WORK REQUIRED ::
Will you transcribe the entries that follow, exactly and in full?

--- AVAILABLE RECORDS ---

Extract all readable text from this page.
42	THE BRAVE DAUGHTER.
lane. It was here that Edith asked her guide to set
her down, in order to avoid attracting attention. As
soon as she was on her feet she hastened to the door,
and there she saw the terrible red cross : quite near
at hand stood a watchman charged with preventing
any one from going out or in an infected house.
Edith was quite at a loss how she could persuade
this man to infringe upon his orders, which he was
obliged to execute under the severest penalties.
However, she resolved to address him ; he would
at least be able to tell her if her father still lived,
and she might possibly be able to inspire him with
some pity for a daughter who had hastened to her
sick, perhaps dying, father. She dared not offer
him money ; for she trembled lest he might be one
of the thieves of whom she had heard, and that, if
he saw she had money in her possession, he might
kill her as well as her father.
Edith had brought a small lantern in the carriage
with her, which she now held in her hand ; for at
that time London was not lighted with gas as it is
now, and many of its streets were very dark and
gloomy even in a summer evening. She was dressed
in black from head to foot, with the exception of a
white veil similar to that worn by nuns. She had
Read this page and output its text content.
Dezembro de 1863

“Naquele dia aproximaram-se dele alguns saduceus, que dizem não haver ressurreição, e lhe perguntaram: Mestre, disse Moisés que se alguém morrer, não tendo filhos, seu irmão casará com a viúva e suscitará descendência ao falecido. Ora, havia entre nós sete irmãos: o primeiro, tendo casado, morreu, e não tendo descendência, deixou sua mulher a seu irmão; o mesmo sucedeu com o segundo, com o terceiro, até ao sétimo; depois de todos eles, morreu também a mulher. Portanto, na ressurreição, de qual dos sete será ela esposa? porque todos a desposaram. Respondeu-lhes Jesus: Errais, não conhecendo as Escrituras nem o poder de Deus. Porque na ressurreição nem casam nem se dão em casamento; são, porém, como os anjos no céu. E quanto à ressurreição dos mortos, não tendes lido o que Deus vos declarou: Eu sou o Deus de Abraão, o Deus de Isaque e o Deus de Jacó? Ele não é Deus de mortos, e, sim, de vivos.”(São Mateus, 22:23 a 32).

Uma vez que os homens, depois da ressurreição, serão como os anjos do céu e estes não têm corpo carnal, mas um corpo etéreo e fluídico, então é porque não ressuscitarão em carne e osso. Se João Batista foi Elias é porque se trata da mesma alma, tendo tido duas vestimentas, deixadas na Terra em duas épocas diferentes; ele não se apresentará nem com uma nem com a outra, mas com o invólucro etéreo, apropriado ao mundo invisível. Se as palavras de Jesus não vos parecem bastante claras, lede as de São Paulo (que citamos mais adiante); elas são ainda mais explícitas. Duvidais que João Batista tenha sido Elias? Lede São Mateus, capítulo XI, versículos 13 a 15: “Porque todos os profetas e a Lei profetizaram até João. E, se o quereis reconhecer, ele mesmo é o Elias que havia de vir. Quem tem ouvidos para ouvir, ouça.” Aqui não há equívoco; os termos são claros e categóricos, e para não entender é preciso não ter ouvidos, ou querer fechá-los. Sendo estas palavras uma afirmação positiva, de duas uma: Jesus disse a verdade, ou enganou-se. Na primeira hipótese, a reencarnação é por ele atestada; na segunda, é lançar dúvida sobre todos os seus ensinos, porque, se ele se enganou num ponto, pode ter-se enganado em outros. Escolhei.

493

---

RESPONSE BELOW ::
Extract all readable text from this page.
42	THE BRAVE DAUGHTER.
lane. It was here that Edith asked her guide to set
her down, in order to avoid attracting attention. As
soon as she was on her feet she hastened to the door,
and there she saw the terrible red cross : quite near
at hand stood a watchman charged with preventing
any one from going out or in an infected house.
Edith was quite at a loss how she could persuade
this man to infringe upon his orders, which he was
obliged to execute under the severest penalties.
However, she resolved to address him ; he would
at least be able to tell her if her father still lived,
and she might possibly be able to inspire him with
some pity for a daughter who had hastened to her
sick, perhaps dying, father. She dared not offer
him money ; for she trembled lest he might be one
of the thieves of whom she had heard, and that, if
he saw she had money in her possession, he might
kill her as well as her father.
Edith had brought a small lantern in the carriage
with her, which she now held in her hand ; for at
that time London was not lighted with gas as it is
now, and many of its streets were very dark and
gloomy even in a summer evening. She was dressed
in black from head to foot, with the exception of a
white veil similar to that worn by nuns. She had
Read this page and output its text content.
Dezembro de 1863

“Naquele dia aproximaram-se dele alguns saduceus, que dizem não haver ressurreição, e lhe perguntaram: Mestre, disse Moisés que se alguém morrer, não tendo filhos, seu irmão casará com a viúva e suscitará descendência ao falecido. Ora, havia entre nós sete irmãos: o primeiro, tendo casado, morreu, e não tendo descendência, deixou sua mulher a seu irmão; o mesmo sucedeu com o segundo, com o terceiro, até ao sétimo; depois de todos eles, morreu também a mulher. Portanto, na ressurreição, de qual dos sete será ela esposa? porque todos a desposaram. Respondeu-lhes Jesus: Errais, não conhecendo as Escrituras nem o poder de Deus. Porque na ressurreição nem casam nem se dão em casamento; são, porém, como os anjos no céu. E quanto à ressurreição dos mortos, não tendes lido o que Deus vos declarou: Eu sou o Deus de Abraão, o Deus de Isaque e o Deus de Jacó? Ele não é Deus de mortos, e, sim, de vivos.”(São Mateus, 22:23 a 32).

Uma vez que os homens, depois da ressurreição, serão como os anjos do céu e estes não têm corpo carnal, mas um corpo etéreo e fluídico, então é porque não ressuscitarão em carne e osso. Se João Batista foi Elias é porque se trata da mesma alma, tendo tido duas vestimentas, deixadas na Terra em duas épocas diferentes; ele não se apresentará nem com uma nem com a outra, mas com o invólucro etéreo, apropriado ao mundo invisível. Se as palavras de Jesus não vos parecem bastante claras, lede as de São Paulo (que citamos mais adiante); elas são ainda mais explícitas. Duvidais que João Batista tenha sido Elias? Lede São Mateus, capítulo XI, versículos 13 a 15: “Porque todos os profetas e a Lei profetizaram até João. E, se o quereis reconhecer, ele mesmo é o Elias que havia de vir. Quem tem ouvidos para ouvir, ouça.” Aqui não há equívoco; os termos são claros e categóricos, e para não entender é preciso não ter ouvidos, ou querer fechá-los. Sendo estas palavras uma afirmação positiva, de duas uma: Jesus disse a verdade, ou enganou-se. Na primeira hipótese, a reencarnação é por ele atestada; na segunda, é lançar dúvida sobre todos os seus ensinos, porque, se ele se enganou num ponto, pode ter-se enganado em outros. Escolhei.

493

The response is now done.